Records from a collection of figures
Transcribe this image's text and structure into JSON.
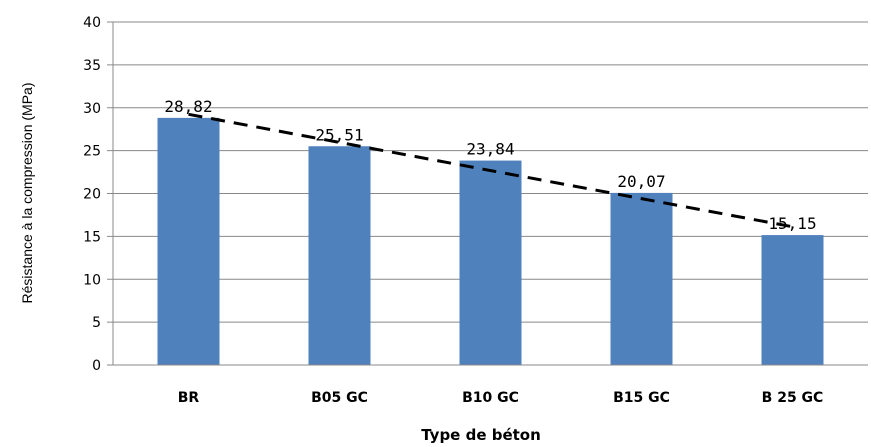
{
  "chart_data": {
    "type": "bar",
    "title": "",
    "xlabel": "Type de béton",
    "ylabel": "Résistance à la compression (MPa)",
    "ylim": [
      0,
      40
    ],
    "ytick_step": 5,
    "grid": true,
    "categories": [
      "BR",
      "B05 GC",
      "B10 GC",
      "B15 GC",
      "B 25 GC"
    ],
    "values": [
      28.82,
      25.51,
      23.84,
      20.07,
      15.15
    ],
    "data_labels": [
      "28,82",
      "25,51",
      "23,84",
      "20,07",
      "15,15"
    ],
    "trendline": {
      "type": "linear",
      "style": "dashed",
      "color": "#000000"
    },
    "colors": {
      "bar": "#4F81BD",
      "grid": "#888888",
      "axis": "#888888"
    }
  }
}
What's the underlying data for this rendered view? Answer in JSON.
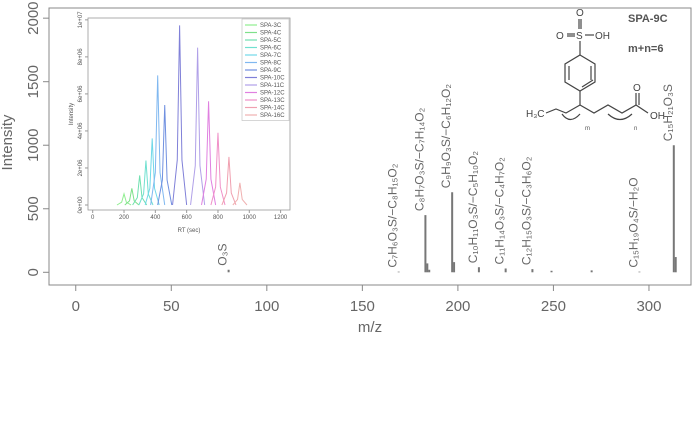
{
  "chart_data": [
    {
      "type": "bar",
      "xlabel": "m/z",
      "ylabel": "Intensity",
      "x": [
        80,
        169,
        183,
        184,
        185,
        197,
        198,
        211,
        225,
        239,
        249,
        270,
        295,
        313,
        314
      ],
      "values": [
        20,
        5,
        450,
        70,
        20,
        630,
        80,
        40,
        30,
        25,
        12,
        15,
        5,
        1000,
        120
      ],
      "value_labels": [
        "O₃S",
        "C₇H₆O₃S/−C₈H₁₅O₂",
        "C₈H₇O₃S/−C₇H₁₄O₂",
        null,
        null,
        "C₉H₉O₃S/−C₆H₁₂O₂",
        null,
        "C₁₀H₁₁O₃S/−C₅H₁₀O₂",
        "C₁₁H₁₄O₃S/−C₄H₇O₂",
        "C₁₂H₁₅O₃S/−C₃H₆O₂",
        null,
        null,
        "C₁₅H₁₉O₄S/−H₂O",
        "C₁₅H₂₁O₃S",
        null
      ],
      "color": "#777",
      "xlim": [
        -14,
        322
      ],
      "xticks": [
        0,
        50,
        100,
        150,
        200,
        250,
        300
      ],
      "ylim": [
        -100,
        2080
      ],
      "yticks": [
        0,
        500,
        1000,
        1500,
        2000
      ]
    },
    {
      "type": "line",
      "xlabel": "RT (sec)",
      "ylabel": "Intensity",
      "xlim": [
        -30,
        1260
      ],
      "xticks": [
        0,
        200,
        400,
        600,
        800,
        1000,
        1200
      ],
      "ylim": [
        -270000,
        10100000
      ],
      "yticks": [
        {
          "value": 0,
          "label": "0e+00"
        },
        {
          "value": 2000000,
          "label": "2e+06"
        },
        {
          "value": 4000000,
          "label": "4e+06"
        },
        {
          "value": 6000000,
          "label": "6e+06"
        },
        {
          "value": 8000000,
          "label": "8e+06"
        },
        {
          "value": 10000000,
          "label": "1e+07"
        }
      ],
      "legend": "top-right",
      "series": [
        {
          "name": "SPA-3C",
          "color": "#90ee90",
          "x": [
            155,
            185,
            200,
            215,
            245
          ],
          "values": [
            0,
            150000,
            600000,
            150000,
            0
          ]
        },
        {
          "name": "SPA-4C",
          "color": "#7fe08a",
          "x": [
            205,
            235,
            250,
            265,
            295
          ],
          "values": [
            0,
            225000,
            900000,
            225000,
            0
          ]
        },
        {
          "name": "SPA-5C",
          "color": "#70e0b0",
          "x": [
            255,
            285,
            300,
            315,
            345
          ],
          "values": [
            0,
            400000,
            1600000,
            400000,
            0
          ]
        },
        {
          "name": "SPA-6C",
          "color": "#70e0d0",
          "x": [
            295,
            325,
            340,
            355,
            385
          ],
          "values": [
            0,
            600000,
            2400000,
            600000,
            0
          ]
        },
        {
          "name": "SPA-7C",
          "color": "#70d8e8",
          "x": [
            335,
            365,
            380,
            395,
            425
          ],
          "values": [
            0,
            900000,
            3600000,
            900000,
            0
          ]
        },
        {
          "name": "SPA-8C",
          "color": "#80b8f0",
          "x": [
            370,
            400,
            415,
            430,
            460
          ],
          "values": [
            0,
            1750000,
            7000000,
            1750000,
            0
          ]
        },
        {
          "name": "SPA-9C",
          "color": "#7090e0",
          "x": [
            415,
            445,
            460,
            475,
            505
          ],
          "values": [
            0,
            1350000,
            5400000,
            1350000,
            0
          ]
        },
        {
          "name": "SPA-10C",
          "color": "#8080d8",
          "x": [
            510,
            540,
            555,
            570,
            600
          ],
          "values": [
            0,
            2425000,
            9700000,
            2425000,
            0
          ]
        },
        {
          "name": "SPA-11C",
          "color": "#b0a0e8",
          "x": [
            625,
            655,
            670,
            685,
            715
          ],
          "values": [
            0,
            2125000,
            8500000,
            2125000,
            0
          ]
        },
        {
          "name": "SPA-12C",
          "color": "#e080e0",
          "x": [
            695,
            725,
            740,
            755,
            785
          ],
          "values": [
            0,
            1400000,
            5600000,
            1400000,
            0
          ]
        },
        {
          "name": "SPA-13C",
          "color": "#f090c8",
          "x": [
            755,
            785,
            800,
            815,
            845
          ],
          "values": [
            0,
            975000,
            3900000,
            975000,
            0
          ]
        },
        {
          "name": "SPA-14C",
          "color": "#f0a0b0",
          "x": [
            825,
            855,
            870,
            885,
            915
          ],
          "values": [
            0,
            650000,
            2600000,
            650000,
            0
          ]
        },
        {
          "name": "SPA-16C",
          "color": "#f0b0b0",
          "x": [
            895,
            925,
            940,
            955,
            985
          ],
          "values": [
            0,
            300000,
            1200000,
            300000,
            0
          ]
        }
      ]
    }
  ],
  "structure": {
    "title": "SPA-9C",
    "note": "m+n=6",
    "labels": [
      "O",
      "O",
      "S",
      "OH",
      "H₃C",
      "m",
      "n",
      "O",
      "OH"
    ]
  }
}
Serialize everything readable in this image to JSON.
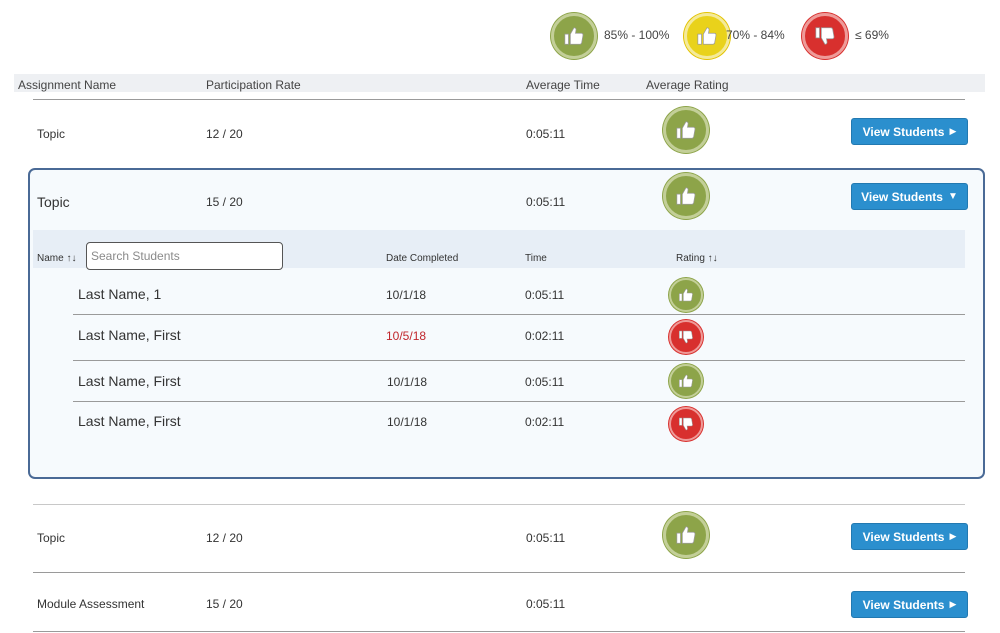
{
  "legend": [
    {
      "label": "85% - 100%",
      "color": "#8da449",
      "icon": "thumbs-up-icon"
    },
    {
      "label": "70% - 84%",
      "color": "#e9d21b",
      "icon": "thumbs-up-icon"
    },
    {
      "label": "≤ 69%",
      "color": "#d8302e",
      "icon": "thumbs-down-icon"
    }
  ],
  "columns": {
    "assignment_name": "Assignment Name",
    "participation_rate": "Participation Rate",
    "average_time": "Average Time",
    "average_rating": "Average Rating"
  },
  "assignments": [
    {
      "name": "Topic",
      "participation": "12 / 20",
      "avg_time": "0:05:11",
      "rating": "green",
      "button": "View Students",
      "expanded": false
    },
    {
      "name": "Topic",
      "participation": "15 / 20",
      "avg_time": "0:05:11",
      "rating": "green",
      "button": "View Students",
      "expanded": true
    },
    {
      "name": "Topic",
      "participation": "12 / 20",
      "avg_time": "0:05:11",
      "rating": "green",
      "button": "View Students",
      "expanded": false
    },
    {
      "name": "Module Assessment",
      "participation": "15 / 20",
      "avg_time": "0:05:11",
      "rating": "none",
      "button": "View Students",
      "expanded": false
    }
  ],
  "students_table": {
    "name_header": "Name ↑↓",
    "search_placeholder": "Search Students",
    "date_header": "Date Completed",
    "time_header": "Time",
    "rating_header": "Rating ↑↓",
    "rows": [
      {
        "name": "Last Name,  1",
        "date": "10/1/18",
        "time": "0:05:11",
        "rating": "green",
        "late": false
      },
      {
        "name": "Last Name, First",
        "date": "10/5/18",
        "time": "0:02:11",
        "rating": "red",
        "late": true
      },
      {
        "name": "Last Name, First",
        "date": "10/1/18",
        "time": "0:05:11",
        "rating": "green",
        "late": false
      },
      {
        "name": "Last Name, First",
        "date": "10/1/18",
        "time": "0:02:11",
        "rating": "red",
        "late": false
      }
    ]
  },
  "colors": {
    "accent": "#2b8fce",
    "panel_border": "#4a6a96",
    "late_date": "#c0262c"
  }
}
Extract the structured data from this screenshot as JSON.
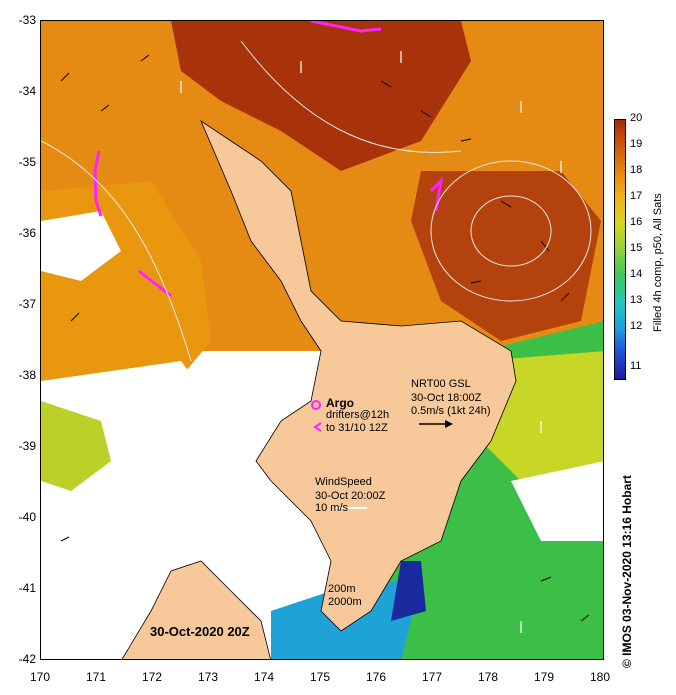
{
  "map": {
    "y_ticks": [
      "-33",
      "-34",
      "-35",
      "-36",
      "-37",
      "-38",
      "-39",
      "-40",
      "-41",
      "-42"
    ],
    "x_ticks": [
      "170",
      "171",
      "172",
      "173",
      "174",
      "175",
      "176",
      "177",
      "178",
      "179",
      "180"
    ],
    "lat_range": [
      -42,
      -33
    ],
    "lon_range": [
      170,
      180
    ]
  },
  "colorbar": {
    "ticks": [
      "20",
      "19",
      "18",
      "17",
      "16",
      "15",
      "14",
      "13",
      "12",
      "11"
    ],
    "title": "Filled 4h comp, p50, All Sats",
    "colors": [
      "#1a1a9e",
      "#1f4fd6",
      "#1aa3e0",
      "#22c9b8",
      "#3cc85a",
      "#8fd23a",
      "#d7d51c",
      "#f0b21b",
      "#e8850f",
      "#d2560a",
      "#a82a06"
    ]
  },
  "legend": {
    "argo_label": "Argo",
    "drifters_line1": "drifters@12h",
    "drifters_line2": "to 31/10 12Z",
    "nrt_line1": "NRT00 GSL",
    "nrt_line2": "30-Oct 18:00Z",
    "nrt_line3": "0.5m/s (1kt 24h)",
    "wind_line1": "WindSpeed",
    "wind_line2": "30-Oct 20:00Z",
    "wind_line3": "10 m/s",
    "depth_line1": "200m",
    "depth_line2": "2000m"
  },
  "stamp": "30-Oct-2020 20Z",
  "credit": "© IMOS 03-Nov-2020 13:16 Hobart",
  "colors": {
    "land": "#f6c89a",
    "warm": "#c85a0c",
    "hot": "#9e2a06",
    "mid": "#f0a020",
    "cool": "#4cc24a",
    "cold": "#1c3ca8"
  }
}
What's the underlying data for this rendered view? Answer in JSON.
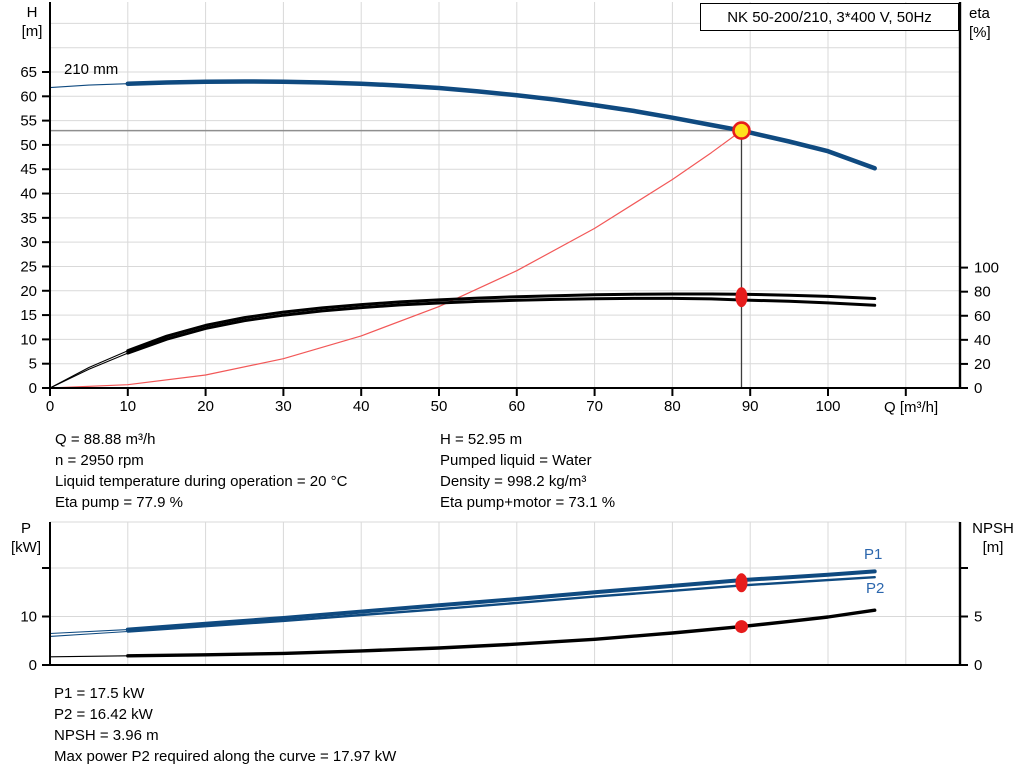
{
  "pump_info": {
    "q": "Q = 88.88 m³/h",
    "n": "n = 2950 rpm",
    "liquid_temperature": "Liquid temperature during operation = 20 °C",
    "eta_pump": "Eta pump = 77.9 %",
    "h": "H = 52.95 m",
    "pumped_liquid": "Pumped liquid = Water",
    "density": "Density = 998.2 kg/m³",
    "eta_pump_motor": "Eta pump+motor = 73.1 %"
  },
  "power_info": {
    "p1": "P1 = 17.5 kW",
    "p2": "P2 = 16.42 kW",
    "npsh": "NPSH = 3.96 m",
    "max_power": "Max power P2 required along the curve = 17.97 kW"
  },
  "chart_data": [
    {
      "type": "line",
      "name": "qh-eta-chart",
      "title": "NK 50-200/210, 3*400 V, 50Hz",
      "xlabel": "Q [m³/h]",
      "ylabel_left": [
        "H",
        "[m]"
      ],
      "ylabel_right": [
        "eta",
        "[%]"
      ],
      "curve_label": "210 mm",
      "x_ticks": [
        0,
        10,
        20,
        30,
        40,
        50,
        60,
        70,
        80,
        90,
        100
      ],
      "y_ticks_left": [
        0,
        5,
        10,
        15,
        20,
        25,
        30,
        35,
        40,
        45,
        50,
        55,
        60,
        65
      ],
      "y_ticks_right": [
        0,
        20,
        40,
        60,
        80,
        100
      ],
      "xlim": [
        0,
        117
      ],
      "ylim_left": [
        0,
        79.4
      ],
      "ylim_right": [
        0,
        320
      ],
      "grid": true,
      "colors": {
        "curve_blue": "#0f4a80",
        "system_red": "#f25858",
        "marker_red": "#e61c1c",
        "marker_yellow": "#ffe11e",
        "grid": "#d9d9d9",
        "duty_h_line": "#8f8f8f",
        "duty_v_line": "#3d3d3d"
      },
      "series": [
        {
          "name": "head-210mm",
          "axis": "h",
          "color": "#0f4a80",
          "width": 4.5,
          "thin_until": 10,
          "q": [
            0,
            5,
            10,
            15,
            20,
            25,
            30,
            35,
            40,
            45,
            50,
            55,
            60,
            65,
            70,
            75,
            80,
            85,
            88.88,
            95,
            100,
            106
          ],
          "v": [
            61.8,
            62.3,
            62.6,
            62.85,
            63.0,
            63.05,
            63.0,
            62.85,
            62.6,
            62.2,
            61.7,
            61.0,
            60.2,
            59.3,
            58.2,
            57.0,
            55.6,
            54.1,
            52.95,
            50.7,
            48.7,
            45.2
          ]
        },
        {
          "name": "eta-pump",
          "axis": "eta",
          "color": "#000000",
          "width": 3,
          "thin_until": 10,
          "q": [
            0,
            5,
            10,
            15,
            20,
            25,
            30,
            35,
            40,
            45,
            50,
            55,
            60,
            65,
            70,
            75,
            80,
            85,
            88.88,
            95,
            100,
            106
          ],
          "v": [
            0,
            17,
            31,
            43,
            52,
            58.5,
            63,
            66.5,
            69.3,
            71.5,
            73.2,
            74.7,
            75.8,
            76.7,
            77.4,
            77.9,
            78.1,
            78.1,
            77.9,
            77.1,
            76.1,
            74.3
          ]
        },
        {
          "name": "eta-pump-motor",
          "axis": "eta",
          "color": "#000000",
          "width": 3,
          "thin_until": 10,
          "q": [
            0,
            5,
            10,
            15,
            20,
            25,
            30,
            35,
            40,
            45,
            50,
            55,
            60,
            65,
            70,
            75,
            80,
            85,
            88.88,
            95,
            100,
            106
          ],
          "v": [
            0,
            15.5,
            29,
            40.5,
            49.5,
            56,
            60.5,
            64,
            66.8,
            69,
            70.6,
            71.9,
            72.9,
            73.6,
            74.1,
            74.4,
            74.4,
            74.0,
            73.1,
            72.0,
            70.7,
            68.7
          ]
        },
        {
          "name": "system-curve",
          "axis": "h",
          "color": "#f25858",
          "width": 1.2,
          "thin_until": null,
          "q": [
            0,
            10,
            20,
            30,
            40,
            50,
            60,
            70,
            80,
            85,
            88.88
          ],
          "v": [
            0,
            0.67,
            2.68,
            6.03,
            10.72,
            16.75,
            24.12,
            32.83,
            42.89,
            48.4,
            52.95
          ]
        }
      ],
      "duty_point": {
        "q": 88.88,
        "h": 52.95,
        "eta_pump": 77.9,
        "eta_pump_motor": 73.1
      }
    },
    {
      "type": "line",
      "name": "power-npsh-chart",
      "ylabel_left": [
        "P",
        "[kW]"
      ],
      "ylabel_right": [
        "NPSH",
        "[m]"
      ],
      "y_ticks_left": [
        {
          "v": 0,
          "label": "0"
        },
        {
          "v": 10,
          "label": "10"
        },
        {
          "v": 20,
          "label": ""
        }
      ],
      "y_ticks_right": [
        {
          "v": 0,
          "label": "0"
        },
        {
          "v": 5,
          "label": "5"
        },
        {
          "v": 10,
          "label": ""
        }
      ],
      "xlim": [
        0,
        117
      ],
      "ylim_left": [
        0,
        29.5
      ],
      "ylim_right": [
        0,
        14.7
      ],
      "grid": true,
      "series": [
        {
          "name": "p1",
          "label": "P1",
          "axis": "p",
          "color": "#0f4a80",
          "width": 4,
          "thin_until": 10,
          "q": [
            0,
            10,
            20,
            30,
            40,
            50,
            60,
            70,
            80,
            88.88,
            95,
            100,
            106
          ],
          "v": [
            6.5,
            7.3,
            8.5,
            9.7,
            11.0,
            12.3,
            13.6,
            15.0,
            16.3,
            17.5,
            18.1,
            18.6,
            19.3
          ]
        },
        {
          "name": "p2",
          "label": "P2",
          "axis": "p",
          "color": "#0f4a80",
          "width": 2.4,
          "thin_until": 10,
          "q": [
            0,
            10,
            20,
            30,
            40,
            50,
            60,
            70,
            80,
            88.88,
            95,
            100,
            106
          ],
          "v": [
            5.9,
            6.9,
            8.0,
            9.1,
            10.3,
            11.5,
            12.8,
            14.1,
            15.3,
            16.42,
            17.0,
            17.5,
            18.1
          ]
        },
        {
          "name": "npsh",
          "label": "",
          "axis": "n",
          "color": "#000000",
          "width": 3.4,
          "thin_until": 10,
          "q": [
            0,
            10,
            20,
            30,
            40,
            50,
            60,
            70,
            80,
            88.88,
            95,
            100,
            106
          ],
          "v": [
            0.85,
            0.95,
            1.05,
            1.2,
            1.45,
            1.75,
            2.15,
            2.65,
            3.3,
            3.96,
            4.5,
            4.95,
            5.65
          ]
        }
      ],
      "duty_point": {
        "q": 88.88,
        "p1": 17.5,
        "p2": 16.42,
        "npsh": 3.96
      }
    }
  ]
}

▶ _What the task requires_
In the records above, locate the lines holding the word "JSON". Copy each of them.

▶ _Expected output_
Transcribe this image's text and structure into JSON.
What's the underlying data for this rendered view? Answer in JSON.
Serialize everything readable in this image to JSON.
Extract the structured data from this screenshot as JSON.
What's the underlying data for this rendered view? Answer in JSON.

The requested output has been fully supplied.